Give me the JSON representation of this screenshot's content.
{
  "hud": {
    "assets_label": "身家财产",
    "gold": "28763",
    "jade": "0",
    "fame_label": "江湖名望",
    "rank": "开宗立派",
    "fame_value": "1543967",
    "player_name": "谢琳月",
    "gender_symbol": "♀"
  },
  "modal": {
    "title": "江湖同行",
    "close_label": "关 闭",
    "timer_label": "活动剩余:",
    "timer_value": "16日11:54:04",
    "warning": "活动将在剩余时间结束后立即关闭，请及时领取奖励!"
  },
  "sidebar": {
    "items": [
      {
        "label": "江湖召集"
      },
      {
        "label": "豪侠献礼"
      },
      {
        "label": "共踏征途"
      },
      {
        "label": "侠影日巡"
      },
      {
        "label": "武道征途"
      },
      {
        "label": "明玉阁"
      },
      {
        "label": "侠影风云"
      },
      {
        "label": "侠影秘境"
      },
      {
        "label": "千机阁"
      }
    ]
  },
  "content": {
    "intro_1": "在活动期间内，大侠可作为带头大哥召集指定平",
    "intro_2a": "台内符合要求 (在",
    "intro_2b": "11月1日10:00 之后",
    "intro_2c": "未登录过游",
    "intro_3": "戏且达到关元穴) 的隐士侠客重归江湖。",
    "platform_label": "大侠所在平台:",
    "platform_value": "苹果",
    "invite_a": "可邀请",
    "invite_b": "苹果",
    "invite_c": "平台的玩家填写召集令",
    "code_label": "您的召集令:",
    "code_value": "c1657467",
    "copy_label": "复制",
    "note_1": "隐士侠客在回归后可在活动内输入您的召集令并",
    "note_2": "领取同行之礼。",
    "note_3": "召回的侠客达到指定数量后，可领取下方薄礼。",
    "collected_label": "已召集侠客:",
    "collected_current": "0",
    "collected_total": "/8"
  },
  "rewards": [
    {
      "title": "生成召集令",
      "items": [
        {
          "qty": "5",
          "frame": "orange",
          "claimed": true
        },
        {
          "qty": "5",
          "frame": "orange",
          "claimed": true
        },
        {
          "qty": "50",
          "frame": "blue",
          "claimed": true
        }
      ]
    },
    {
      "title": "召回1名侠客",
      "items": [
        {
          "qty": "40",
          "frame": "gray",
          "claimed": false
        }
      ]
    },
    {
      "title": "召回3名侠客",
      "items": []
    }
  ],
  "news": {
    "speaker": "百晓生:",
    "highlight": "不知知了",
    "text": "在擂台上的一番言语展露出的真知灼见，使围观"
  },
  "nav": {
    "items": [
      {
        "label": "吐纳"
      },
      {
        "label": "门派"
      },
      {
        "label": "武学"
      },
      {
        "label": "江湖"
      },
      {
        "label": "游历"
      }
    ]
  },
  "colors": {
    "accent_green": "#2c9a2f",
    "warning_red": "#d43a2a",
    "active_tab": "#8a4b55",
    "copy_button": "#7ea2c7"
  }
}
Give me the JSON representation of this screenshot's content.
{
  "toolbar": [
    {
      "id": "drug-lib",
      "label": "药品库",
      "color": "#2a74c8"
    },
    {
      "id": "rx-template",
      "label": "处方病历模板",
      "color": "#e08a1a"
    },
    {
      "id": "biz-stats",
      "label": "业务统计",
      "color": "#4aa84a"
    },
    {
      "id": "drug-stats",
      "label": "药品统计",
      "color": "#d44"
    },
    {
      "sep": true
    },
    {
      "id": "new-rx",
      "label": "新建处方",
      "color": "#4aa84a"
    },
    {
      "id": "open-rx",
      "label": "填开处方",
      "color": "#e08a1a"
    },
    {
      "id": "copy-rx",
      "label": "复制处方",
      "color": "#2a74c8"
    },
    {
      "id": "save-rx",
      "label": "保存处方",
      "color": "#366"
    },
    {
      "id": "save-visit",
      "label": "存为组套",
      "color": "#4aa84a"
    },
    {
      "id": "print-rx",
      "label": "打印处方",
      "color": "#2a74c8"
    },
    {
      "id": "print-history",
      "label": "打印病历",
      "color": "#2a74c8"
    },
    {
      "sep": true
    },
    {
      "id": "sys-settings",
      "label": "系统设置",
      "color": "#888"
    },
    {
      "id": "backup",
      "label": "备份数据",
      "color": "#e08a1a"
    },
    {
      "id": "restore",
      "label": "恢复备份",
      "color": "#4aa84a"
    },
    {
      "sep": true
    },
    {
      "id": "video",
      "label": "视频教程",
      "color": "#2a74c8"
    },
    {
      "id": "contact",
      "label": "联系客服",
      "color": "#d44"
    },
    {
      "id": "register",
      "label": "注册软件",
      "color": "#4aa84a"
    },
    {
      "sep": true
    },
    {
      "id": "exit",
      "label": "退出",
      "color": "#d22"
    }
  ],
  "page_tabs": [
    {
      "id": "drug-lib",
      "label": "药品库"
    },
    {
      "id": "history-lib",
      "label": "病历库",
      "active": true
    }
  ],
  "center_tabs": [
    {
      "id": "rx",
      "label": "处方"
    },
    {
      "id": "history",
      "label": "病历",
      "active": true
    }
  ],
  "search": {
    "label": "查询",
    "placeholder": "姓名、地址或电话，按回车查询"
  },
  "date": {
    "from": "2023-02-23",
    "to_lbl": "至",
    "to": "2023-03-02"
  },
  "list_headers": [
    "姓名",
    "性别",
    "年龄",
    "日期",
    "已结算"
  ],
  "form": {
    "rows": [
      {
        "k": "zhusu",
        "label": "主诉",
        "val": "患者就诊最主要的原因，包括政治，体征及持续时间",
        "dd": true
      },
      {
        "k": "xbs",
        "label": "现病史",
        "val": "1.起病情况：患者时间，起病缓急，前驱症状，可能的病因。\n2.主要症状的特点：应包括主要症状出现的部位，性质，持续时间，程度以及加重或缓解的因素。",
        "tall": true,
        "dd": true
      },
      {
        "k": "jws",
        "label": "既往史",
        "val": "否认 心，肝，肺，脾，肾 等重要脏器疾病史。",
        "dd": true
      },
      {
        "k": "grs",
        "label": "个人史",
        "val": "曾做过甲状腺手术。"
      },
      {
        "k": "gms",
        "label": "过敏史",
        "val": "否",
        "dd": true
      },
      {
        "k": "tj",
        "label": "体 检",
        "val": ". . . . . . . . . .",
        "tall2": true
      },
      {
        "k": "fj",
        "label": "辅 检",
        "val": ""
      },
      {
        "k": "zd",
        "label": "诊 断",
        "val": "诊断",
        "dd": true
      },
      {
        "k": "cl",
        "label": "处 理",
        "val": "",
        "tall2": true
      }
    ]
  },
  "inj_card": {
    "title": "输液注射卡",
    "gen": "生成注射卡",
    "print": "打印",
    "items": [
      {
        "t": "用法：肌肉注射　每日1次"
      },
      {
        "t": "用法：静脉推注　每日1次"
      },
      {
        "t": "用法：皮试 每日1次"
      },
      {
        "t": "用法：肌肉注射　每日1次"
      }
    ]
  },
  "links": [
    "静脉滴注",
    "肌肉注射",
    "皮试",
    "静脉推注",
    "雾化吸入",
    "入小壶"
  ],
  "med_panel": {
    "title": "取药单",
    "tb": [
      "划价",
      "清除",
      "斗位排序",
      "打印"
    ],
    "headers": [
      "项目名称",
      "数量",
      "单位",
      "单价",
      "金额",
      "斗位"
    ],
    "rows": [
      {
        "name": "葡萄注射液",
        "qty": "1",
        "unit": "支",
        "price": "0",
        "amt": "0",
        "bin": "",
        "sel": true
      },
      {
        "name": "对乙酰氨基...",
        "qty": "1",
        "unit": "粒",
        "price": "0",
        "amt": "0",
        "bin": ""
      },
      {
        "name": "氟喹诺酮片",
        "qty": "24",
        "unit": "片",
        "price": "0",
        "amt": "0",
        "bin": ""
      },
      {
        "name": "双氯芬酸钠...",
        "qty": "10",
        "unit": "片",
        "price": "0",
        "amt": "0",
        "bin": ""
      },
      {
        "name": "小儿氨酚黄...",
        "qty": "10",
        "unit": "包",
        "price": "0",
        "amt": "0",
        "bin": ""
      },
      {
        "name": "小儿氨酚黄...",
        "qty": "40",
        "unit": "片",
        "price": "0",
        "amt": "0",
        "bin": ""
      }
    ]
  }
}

──────────

◆ SET TASK
Identify and copy all lines with the word "history".

◆ SOLUTION FOR THIS EXERCISE
      "id": "print-history",
      "id": "history-lib",
      "id": "history",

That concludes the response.